* **SOURCE**
● ● ●
Three scientists walked into a saloon . . .

A New York Times editorial last weekend by Johnathan Balcombe discussed his new book, “What a Fish Knows.” Balcombe’s book made the third instance that I have heard about recently of scientists publicizing their research about animals. All three books make the same observation: animals of all kinds are more intelligent, social, and emotional (more like “us”) than most people suppose. The other two are Beyond Words: What Animals Think and Feel by Carl Safina and Are We Smart Enough to Know How Smart Animals are by Frans de Waal.

When I hear about these books, I first must ask: what is the point in proving that nonhuman animals have a greater intellectual and emotional life than one might have thought.  There is one whopping big use that can be made of that information, which is the only real valuable point of this research: if animals are “surprisingly” intelligent, social, emotional, empathetic, capable of thinking ahead, and making tools, etc., how, then, can we justify treating them as if they are so very different from humans and abuse, confine, kill, and consume them? If that question does not present itself with great urgency as the scientist’s conclusion, then his or her research has no value other than satisfying some idle curiosity and advancing his or her academic career.

In differentiating the three scientists making the most recent forays into this area of animal research, I can’t get out of my mind as particularly apt the title to the classic Clint Eastwood Western The Good, the Bad and the Ugly because such are the following scientists in that order.

Jonathan Balcombe reaches the conclusion that understanding nonhuman animals should lead to greater compassion for them, and he is a vegan. Interestingly, the article in The Times did not highlight his veganism, and I asked him by email to find out. Rather cryptically, he implied that he had to say less than he might have wanted on that topic, as he was subject to “filters” in getting the article into print.
● ● ●
* **SOURCE MATERIAL**
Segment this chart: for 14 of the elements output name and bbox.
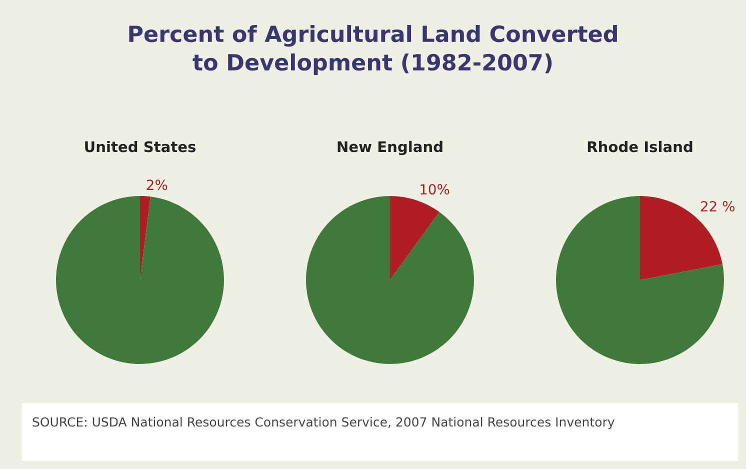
● ● ●
* **SET TASKS**
1. In the essay on animal intelligence, which Clint Eastwood Western title is used to describe the three scientists?
2. Please transcribe the essay on animal intelligence between "Jonathan Balcombe reaches" and "article into print.", inclusive.
The data has no role here.

* **ANSWERS PER TASK**
1. The Good, the Bad and the Ugly

2.
Jonathan Balcombe reaches the conclusion that understanding nonhuman animals should lead to greater compassion for them, and he is a vegan. Interestingly, the article in The Times did not highlight his veganism, and I asked him by email to find out. Rather cryptically, he implied that he had to say less than he might have wanted on that topic, as he was subject to “filters” in getting the article into print.